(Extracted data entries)
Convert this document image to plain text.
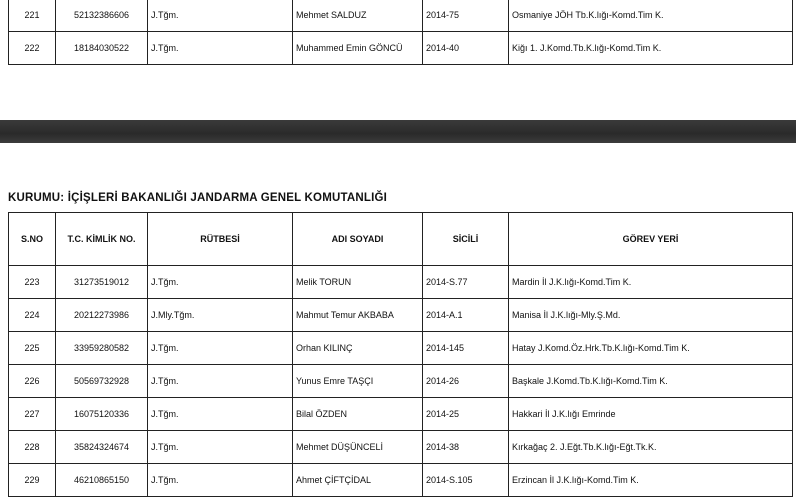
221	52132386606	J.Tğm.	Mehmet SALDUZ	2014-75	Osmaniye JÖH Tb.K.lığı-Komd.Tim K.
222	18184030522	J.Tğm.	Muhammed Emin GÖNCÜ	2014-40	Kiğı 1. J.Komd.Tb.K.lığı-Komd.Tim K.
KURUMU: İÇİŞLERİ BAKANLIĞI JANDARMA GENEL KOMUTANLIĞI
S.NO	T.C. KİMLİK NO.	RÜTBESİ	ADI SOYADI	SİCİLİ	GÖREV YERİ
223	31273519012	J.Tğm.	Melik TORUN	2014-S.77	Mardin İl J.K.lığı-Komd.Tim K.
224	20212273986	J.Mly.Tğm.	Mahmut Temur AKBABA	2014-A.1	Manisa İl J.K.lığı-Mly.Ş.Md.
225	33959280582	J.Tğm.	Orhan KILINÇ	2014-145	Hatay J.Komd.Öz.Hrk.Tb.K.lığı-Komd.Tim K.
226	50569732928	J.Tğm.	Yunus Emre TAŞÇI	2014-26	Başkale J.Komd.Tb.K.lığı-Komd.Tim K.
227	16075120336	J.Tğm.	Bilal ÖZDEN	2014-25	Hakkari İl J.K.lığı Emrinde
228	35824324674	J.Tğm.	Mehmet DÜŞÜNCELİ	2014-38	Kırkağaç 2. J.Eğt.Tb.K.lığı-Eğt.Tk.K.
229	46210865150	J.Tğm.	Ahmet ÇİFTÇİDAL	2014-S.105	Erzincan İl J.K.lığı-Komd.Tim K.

--

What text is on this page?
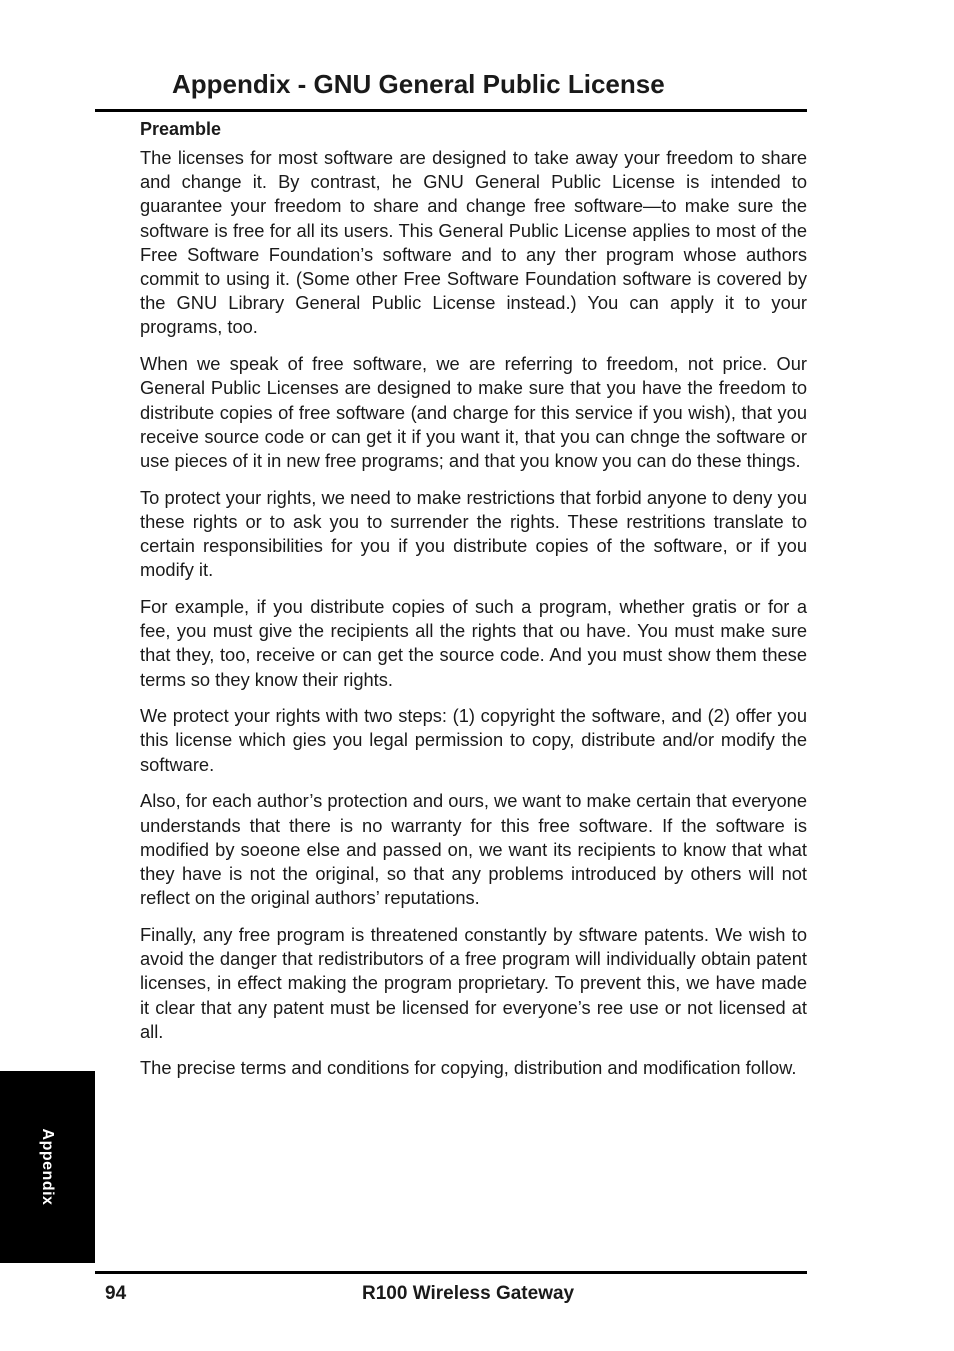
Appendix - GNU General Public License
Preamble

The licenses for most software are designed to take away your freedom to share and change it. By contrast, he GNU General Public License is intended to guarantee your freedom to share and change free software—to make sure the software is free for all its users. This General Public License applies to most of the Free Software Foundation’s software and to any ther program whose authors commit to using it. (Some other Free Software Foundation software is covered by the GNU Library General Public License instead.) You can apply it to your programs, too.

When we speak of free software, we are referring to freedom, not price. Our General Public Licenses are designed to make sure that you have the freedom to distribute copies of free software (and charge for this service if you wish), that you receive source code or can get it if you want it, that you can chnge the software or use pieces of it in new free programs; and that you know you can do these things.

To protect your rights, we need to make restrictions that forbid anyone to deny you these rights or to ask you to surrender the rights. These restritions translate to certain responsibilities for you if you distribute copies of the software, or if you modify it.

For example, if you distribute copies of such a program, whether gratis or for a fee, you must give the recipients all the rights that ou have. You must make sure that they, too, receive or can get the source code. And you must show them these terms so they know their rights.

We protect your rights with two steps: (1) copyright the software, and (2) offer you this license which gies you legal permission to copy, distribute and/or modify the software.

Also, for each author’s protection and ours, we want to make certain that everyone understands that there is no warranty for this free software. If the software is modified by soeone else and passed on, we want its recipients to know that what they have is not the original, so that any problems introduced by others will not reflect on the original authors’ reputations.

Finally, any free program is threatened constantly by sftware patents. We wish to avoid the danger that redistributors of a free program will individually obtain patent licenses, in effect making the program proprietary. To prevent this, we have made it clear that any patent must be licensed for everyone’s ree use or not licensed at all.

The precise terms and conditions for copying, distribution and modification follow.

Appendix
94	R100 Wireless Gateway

==

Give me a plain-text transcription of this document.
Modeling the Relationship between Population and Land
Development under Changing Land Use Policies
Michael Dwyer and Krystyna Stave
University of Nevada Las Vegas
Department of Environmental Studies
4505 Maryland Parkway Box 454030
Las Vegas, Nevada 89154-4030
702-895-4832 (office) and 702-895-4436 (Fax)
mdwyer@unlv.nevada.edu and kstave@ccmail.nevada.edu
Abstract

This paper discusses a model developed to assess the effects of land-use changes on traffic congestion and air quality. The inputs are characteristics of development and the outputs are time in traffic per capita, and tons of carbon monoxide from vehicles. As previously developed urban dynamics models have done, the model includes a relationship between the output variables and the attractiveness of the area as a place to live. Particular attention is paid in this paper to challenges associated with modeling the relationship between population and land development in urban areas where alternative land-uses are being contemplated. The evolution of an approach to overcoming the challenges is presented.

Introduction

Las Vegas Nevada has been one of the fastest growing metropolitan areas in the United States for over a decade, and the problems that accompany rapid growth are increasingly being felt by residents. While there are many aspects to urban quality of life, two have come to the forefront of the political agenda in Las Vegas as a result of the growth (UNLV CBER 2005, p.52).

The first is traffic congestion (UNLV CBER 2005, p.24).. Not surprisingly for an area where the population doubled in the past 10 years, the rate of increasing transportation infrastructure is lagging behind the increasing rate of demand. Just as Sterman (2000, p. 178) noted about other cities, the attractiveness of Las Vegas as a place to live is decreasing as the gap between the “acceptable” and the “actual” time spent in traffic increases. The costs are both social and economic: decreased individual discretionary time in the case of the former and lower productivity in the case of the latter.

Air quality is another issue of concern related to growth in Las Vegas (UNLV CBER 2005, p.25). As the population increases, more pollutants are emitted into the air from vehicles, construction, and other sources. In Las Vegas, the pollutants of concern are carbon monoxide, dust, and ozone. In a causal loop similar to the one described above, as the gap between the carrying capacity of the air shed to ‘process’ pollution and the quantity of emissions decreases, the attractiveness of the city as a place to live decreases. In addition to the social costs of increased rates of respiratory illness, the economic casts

> Your objective: List every line above that holds the word "plain".

> Expected answer:
Convert this document image to plain text.
Give me a plain-text transcription of this document.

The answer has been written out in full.